▶ _WHAT TO WORK ON_
Write out all of the records precisely. Skip anything that is a picture.

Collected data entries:
************

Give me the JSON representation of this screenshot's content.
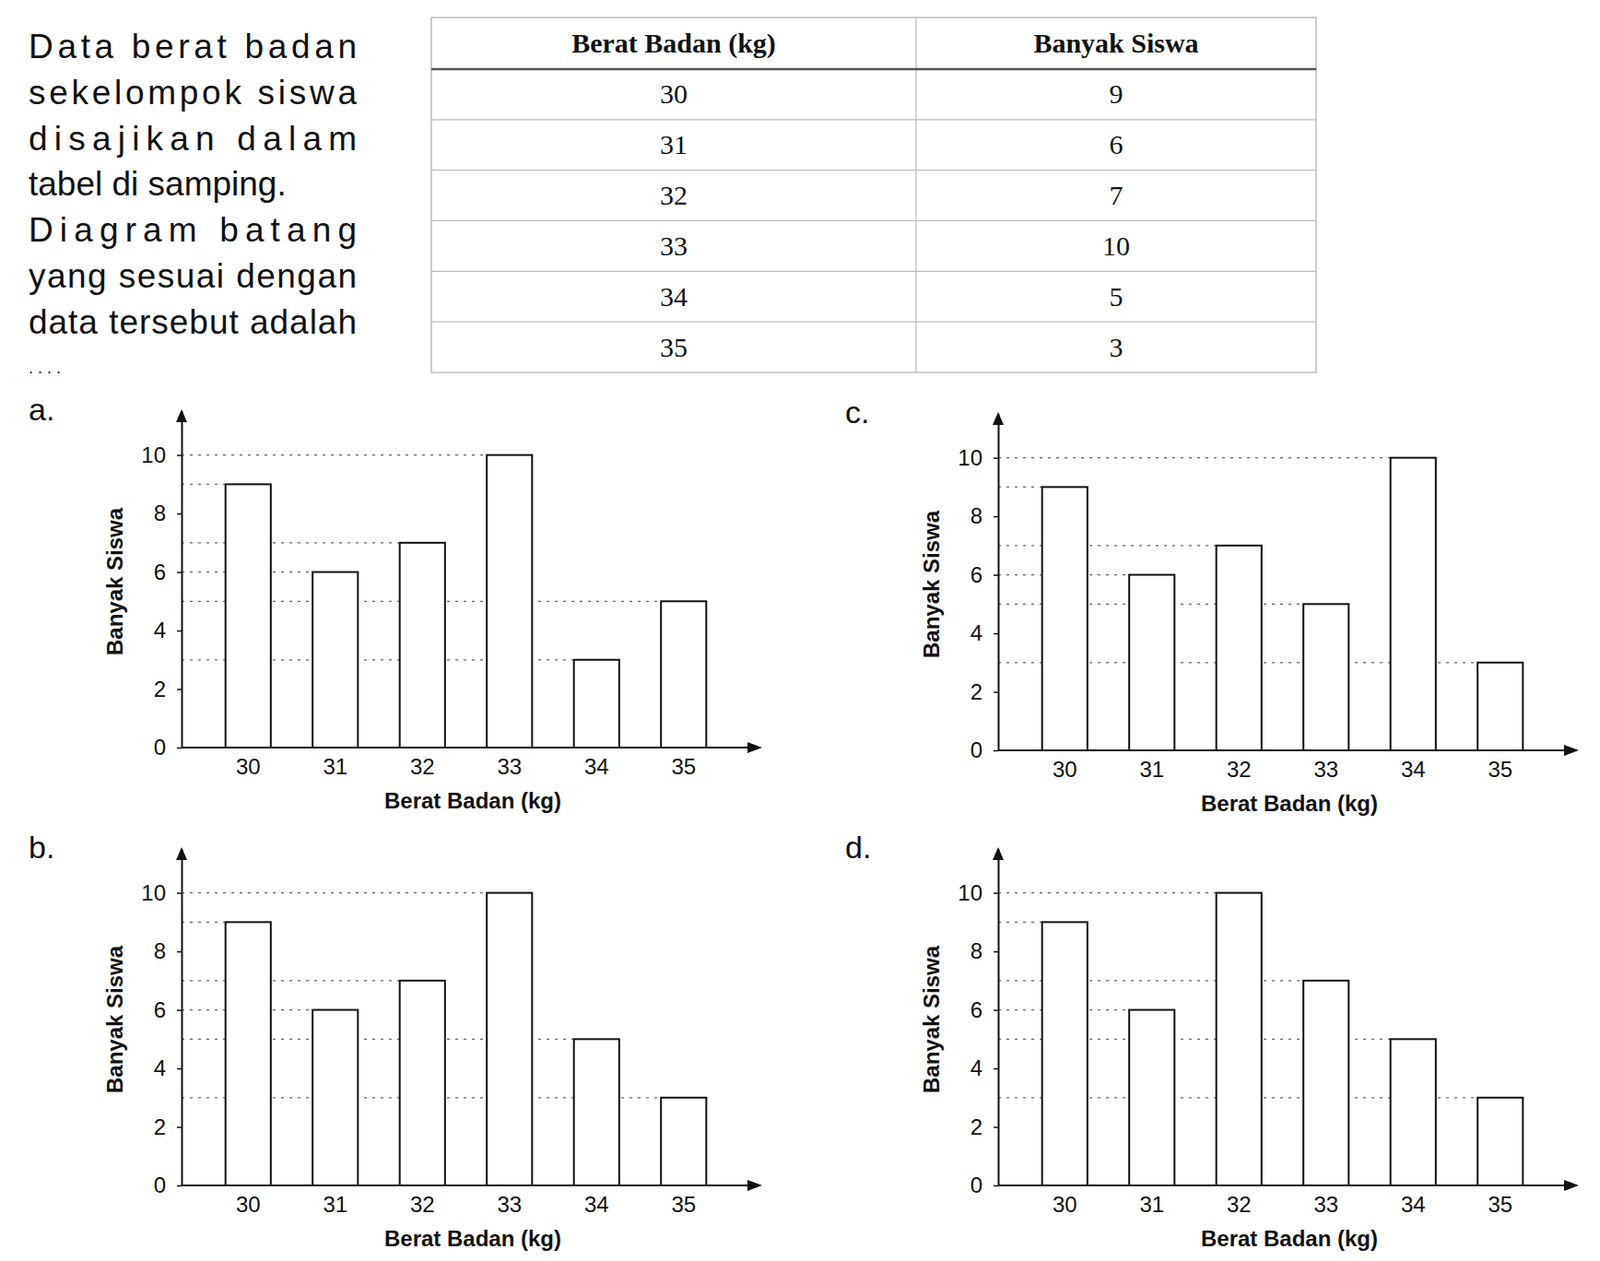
{
  "question": {
    "lines": [
      "Data berat badan",
      "sekelompok siswa",
      "disajikan dalam",
      "tabel di samping.",
      "Diagram batang",
      "yang sesuai dengan",
      "data tersebut adalah",
      ". . . ."
    ]
  },
  "table": {
    "header": [
      "Berat Badan (kg)",
      "Banyak Siswa"
    ],
    "rows": [
      [
        30,
        9
      ],
      [
        31,
        6
      ],
      [
        32,
        7
      ],
      [
        33,
        10
      ],
      [
        34,
        5
      ],
      [
        35,
        3
      ]
    ]
  },
  "chart_data": [
    {
      "type": "bar",
      "title": "a.",
      "x_label": "Berat Badan (kg)",
      "y_label": "Banyak Siswa",
      "categories": [
        "30",
        "31",
        "32",
        "33",
        "34",
        "35"
      ],
      "values": [
        9,
        6,
        7,
        10,
        3,
        5
      ],
      "ylim": [
        0,
        11.5
      ],
      "yticks": [
        0,
        2,
        4,
        6,
        8,
        10
      ]
    },
    {
      "type": "bar",
      "title": "b.",
      "x_label": "Berat Badan (kg)",
      "y_label": "Banyak Siswa",
      "categories": [
        "30",
        "31",
        "32",
        "33",
        "34",
        "35"
      ],
      "values": [
        9,
        6,
        7,
        10,
        5,
        3
      ],
      "ylim": [
        0,
        11.5
      ],
      "yticks": [
        0,
        2,
        4,
        6,
        8,
        10
      ]
    },
    {
      "type": "bar",
      "title": "c.",
      "x_label": "Berat Badan (kg)",
      "y_label": "Banyak Siswa",
      "categories": [
        "30",
        "31",
        "32",
        "33",
        "34",
        "35"
      ],
      "values": [
        9,
        6,
        7,
        5,
        10,
        3
      ],
      "ylim": [
        0,
        11.5
      ],
      "yticks": [
        0,
        2,
        4,
        6,
        8,
        10
      ]
    },
    {
      "type": "bar",
      "title": "d.",
      "x_label": "Berat Badan (kg)",
      "y_label": "Banyak Siswa",
      "categories": [
        "30",
        "31",
        "32",
        "33",
        "34",
        "35"
      ],
      "values": [
        9,
        6,
        10,
        7,
        5,
        3
      ],
      "ylim": [
        0,
        11.5
      ],
      "yticks": [
        0,
        2,
        4,
        6,
        8,
        10
      ]
    }
  ]
}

************

▶ _WRITTEN RESPONSE_
Give me the JSON representation of this screenshot's content.
{
  "question": {
    "lines": [
      "Data berat badan",
      "sekelompok siswa",
      "disajikan dalam",
      "tabel di samping.",
      "Diagram batang",
      "yang sesuai dengan",
      "data tersebut adalah",
      ". . . ."
    ]
  },
  "table": {
    "header": [
      "Berat Badan (kg)",
      "Banyak Siswa"
    ],
    "rows": [
      [
        30,
        9
      ],
      [
        31,
        6
      ],
      [
        32,
        7
      ],
      [
        33,
        10
      ],
      [
        34,
        5
      ],
      [
        35,
        3
      ]
    ]
  },
  "chart_data": [
    {
      "type": "bar",
      "title": "a.",
      "x_label": "Berat Badan (kg)",
      "y_label": "Banyak Siswa",
      "categories": [
        "30",
        "31",
        "32",
        "33",
        "34",
        "35"
      ],
      "values": [
        9,
        6,
        7,
        10,
        3,
        5
      ],
      "ylim": [
        0,
        11.5
      ],
      "yticks": [
        0,
        2,
        4,
        6,
        8,
        10
      ]
    },
    {
      "type": "bar",
      "title": "b.",
      "x_label": "Berat Badan (kg)",
      "y_label": "Banyak Siswa",
      "categories": [
        "30",
        "31",
        "32",
        "33",
        "34",
        "35"
      ],
      "values": [
        9,
        6,
        7,
        10,
        5,
        3
      ],
      "ylim": [
        0,
        11.5
      ],
      "yticks": [
        0,
        2,
        4,
        6,
        8,
        10
      ]
    },
    {
      "type": "bar",
      "title": "c.",
      "x_label": "Berat Badan (kg)",
      "y_label": "Banyak Siswa",
      "categories": [
        "30",
        "31",
        "32",
        "33",
        "34",
        "35"
      ],
      "values": [
        9,
        6,
        7,
        5,
        10,
        3
      ],
      "ylim": [
        0,
        11.5
      ],
      "yticks": [
        0,
        2,
        4,
        6,
        8,
        10
      ]
    },
    {
      "type": "bar",
      "title": "d.",
      "x_label": "Berat Badan (kg)",
      "y_label": "Banyak Siswa",
      "categories": [
        "30",
        "31",
        "32",
        "33",
        "34",
        "35"
      ],
      "values": [
        9,
        6,
        10,
        7,
        5,
        3
      ],
      "ylim": [
        0,
        11.5
      ],
      "yticks": [
        0,
        2,
        4,
        6,
        8,
        10
      ]
    }
  ]
}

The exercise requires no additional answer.